Extract each line where the string "this" shows up.
---------- Data to process ----------
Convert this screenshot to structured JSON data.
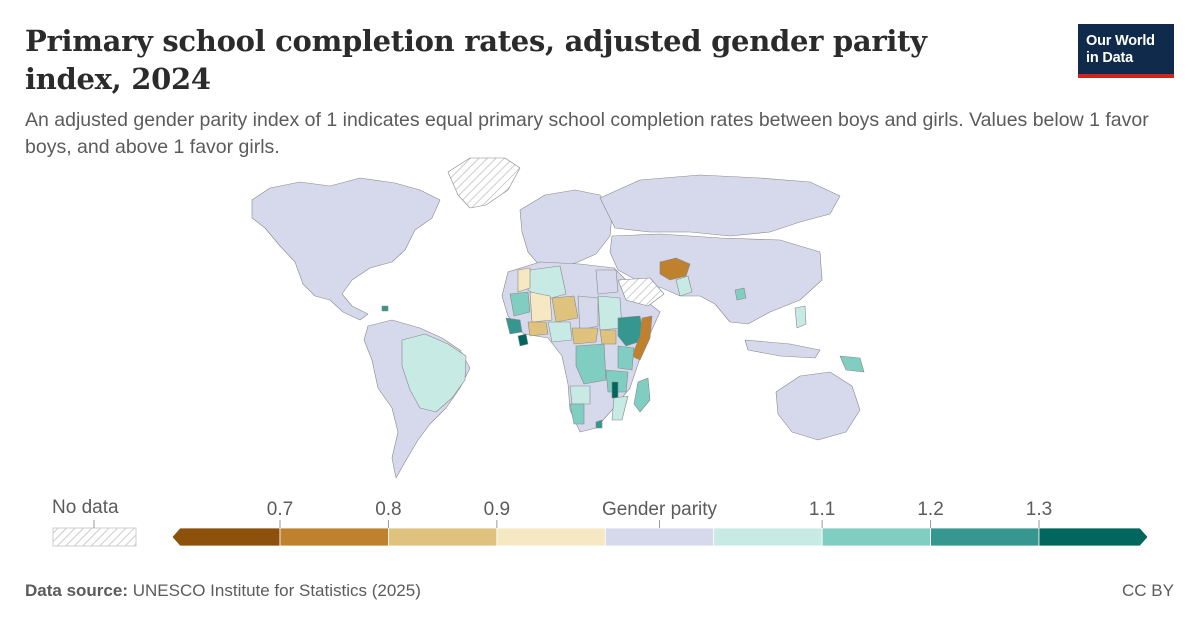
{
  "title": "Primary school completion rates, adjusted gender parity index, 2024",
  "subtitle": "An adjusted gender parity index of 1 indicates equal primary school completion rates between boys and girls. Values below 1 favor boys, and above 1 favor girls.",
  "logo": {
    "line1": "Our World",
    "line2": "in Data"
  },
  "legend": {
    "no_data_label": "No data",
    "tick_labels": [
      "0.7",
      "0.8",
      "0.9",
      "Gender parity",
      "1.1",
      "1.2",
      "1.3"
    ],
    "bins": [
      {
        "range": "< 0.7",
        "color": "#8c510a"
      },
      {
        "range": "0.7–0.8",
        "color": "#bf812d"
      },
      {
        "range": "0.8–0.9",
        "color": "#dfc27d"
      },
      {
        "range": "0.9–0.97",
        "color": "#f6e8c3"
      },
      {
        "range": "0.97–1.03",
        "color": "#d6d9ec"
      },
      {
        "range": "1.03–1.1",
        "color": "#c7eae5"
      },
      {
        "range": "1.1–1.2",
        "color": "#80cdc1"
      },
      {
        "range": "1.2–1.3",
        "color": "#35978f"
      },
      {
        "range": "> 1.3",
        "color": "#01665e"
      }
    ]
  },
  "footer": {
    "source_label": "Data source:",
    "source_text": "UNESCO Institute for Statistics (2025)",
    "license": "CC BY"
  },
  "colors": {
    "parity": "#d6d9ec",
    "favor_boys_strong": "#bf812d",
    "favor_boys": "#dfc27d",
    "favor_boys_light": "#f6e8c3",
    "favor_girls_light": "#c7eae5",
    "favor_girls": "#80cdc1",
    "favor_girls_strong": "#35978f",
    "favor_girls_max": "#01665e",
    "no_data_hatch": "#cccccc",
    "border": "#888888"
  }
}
----------
---------- Data to process ----------
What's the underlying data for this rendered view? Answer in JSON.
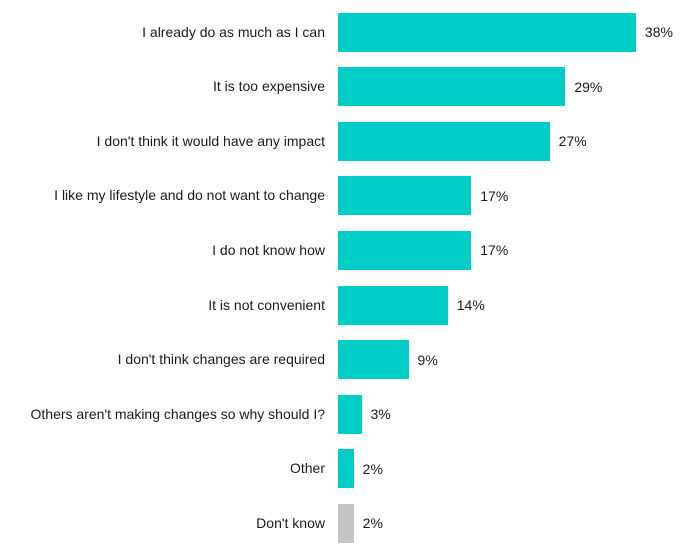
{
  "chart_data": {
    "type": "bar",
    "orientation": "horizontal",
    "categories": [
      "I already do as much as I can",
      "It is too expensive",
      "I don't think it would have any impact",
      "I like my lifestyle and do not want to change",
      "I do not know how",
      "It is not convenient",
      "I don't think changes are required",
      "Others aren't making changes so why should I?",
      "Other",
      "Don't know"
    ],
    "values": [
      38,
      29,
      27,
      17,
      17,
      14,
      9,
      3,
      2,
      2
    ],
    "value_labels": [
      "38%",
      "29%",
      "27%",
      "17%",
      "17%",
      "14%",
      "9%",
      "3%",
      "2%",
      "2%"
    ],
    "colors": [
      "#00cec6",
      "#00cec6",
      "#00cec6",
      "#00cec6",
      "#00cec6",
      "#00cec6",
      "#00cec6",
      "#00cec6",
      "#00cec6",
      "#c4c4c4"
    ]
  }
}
----------
→ Result of the task:
Convert this screenshot to structured JSON data.
What's the underlying data for this rendered view? Answer in JSON.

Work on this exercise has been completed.